Problem to solve: Each line below that contains "email" counts once; report the total and nothing more.

Recorded information:
================================

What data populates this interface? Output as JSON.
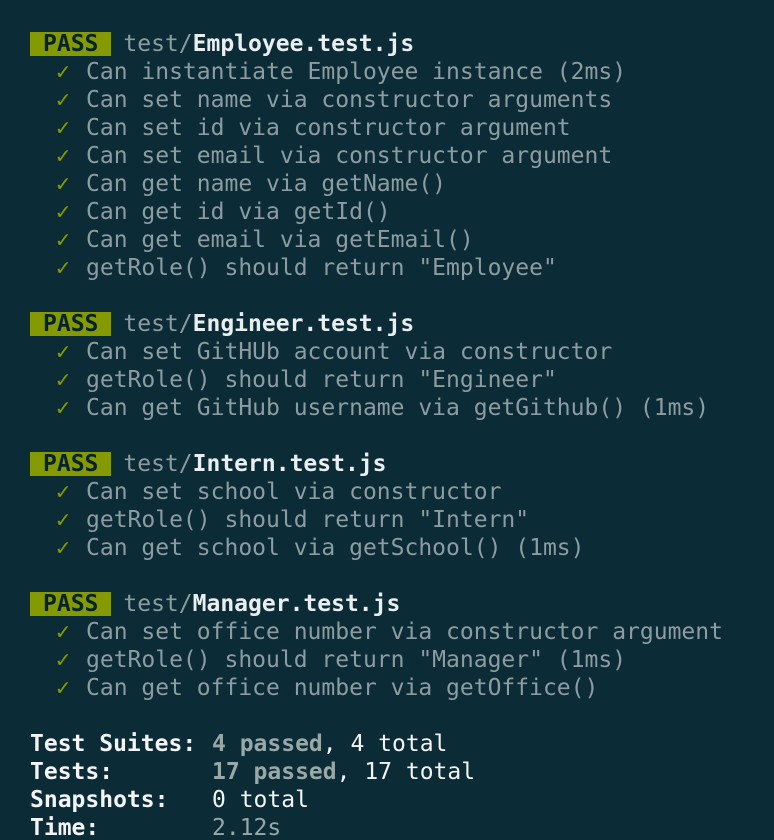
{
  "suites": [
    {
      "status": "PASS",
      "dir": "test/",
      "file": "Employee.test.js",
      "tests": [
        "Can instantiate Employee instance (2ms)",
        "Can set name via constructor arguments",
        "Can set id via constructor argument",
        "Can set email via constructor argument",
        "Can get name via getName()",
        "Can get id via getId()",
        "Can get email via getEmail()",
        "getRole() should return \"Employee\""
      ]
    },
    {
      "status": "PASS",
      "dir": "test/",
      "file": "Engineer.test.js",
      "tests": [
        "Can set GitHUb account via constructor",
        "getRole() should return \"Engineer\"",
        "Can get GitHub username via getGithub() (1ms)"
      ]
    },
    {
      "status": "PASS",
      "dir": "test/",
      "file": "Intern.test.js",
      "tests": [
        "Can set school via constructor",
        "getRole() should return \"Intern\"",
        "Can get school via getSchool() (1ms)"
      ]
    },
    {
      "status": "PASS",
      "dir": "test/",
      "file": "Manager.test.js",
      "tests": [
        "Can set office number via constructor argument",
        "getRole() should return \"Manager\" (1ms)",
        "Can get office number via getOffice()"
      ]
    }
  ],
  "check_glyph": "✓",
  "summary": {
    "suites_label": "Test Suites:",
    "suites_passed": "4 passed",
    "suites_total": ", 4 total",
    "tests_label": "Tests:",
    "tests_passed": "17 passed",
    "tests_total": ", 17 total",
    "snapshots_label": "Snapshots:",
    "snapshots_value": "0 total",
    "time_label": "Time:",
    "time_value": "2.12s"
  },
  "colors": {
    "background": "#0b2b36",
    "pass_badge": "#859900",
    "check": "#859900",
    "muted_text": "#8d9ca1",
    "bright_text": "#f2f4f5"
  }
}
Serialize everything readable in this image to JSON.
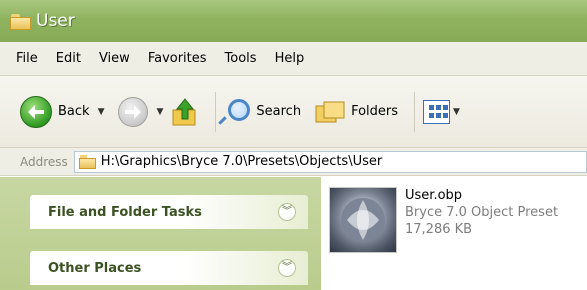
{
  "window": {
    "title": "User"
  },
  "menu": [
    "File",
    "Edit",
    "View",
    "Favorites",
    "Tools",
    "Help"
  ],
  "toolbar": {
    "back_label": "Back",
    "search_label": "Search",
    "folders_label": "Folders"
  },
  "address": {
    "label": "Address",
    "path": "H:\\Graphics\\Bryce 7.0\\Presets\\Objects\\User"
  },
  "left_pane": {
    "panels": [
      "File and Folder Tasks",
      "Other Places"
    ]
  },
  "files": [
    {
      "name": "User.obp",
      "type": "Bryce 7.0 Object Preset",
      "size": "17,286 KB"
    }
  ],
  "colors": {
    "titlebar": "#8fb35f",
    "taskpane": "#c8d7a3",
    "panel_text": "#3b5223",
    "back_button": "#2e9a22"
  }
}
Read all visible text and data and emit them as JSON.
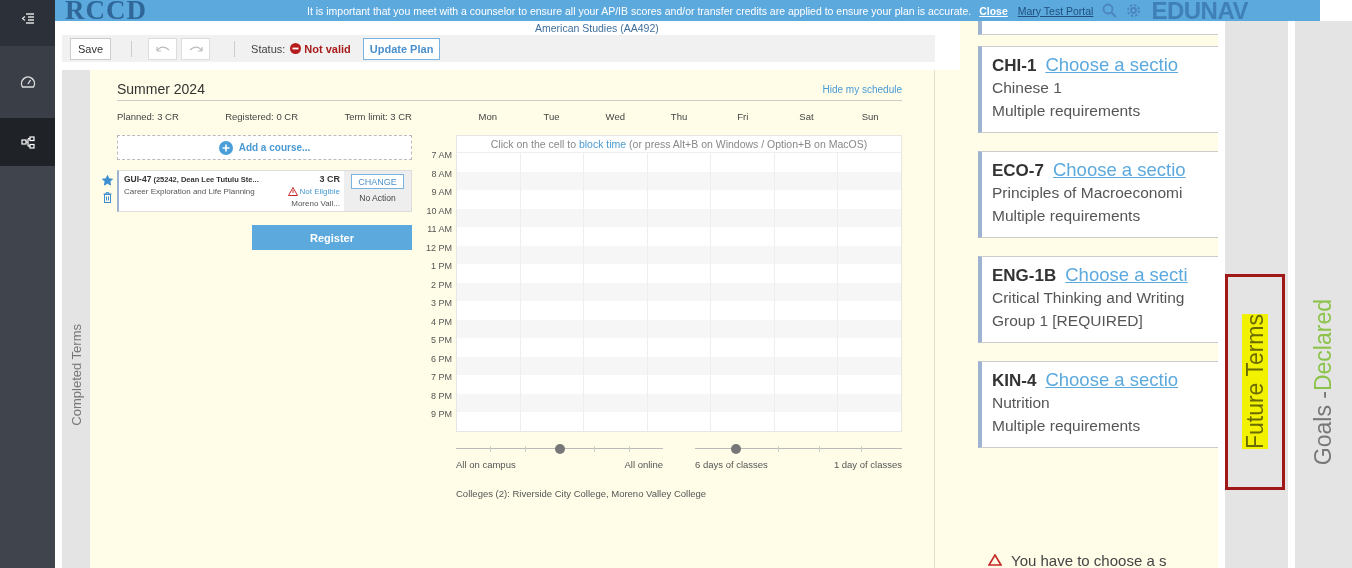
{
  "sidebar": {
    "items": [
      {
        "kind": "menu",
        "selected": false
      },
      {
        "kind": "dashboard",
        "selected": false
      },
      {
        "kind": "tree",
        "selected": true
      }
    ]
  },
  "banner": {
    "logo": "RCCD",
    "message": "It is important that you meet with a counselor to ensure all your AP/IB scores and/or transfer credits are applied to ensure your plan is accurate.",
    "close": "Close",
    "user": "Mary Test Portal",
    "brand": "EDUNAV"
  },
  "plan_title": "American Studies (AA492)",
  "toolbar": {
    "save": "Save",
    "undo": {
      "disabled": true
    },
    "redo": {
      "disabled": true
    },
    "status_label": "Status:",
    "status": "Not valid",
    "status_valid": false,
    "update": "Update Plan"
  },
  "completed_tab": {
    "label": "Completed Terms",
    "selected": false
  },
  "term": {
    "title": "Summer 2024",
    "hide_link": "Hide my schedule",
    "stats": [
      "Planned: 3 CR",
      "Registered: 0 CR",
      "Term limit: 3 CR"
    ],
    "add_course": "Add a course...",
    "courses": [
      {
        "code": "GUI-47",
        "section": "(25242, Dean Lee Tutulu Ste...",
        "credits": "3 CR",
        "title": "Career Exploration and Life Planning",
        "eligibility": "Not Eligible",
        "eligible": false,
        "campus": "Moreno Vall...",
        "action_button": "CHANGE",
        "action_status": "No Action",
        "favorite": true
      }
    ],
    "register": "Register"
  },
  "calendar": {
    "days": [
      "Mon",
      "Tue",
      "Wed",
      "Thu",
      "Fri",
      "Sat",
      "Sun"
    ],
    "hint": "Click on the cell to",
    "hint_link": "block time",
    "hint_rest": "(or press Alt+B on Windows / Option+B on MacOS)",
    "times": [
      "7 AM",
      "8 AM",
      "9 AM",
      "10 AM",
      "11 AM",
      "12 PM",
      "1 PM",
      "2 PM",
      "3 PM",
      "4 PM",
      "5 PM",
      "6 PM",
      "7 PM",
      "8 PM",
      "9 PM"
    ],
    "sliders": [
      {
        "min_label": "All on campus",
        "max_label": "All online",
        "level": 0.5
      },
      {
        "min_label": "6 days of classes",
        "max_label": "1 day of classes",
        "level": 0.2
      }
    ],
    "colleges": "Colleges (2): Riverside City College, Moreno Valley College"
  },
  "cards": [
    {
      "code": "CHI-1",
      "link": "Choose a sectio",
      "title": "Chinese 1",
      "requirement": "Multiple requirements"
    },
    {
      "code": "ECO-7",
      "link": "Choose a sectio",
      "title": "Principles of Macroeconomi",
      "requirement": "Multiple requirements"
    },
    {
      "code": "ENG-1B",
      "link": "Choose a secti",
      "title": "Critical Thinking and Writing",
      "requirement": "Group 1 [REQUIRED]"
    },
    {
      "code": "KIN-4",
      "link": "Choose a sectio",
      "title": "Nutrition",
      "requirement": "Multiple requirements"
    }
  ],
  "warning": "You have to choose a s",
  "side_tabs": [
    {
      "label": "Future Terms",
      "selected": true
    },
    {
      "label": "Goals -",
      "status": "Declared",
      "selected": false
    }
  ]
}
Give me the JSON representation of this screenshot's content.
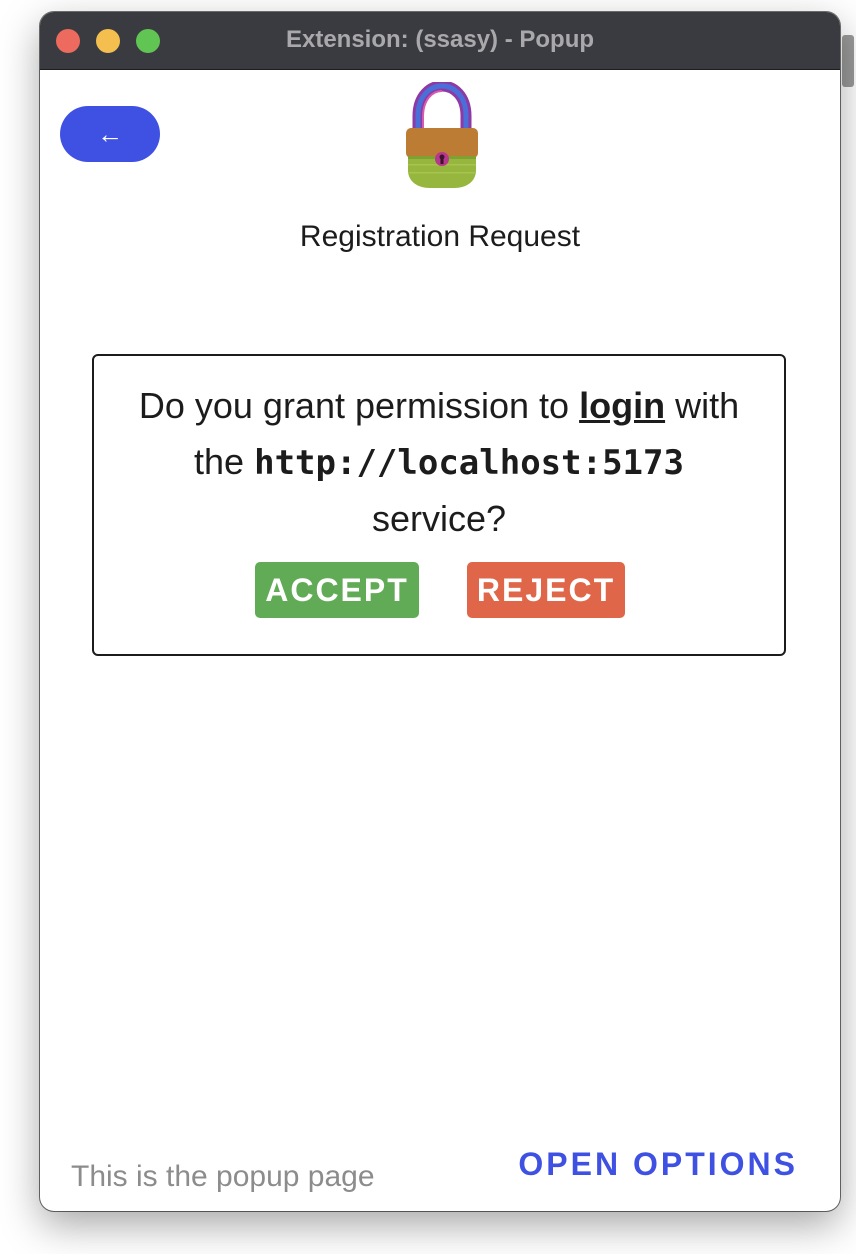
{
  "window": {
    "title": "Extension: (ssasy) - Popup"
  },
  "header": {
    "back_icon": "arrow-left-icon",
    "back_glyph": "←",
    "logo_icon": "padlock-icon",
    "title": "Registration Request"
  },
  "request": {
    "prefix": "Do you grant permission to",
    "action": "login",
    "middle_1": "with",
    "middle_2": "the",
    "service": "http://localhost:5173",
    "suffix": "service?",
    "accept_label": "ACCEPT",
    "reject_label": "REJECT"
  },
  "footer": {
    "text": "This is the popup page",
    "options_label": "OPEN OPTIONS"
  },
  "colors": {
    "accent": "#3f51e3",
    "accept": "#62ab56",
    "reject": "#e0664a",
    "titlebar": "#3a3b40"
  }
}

================================

Reply to the task: 2